[Excerpt from a dataset]
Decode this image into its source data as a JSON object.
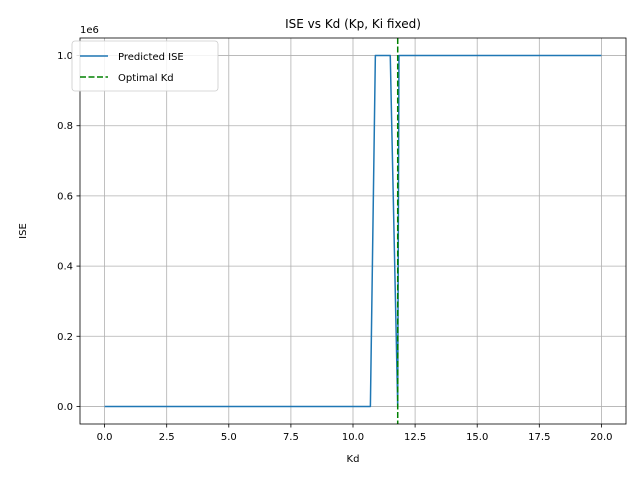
{
  "chart_data": {
    "type": "line",
    "title": "ISE vs Kd (Kp, Ki fixed)",
    "xlabel": "Kd",
    "ylabel": "ISE",
    "y_multiplier_label": "1e6",
    "xlim": [
      -0.99,
      20.99
    ],
    "ylim": [
      -0.05,
      1.05
    ],
    "xticks": [
      0.0,
      2.5,
      5.0,
      7.5,
      10.0,
      12.5,
      15.0,
      17.5,
      20.0
    ],
    "xtick_labels": [
      "0.0",
      "2.5",
      "5.0",
      "7.5",
      "10.0",
      "12.5",
      "15.0",
      "17.5",
      "20.0"
    ],
    "yticks": [
      0.0,
      0.2,
      0.4,
      0.6,
      0.8,
      1.0
    ],
    "ytick_labels": [
      "0.0",
      "0.2",
      "0.4",
      "0.6",
      "0.8",
      "1.0"
    ],
    "grid": true,
    "legend_position": "top-left",
    "series": [
      {
        "name": "Predicted ISE",
        "color": "#1f77b4",
        "style": "solid",
        "x": [
          0.0,
          10.7,
          10.9,
          11.5,
          11.8,
          11.85,
          20.0
        ],
        "y": [
          0.0,
          0.0,
          1.0,
          1.0,
          0.0,
          1.0,
          1.0
        ]
      },
      {
        "name": "Optimal Kd",
        "color": "#008000",
        "style": "dashed",
        "vline_x": 11.8
      }
    ]
  }
}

*EXERCISE DIRECTIONS*
Set down all the entries exactly as they appear, but skip any pictures.

*EXERCISE SOLUTION*
Decode this image into its source data as a JSON object.
{
  "chart_data": {
    "type": "line",
    "title": "ISE vs Kd (Kp, Ki fixed)",
    "xlabel": "Kd",
    "ylabel": "ISE",
    "y_multiplier_label": "1e6",
    "xlim": [
      -0.99,
      20.99
    ],
    "ylim": [
      -0.05,
      1.05
    ],
    "xticks": [
      0.0,
      2.5,
      5.0,
      7.5,
      10.0,
      12.5,
      15.0,
      17.5,
      20.0
    ],
    "xtick_labels": [
      "0.0",
      "2.5",
      "5.0",
      "7.5",
      "10.0",
      "12.5",
      "15.0",
      "17.5",
      "20.0"
    ],
    "yticks": [
      0.0,
      0.2,
      0.4,
      0.6,
      0.8,
      1.0
    ],
    "ytick_labels": [
      "0.0",
      "0.2",
      "0.4",
      "0.6",
      "0.8",
      "1.0"
    ],
    "grid": true,
    "legend_position": "top-left",
    "series": [
      {
        "name": "Predicted ISE",
        "color": "#1f77b4",
        "style": "solid",
        "x": [
          0.0,
          10.7,
          10.9,
          11.5,
          11.8,
          11.85,
          20.0
        ],
        "y": [
          0.0,
          0.0,
          1.0,
          1.0,
          0.0,
          1.0,
          1.0
        ]
      },
      {
        "name": "Optimal Kd",
        "color": "#008000",
        "style": "dashed",
        "vline_x": 11.8
      }
    ]
  }
}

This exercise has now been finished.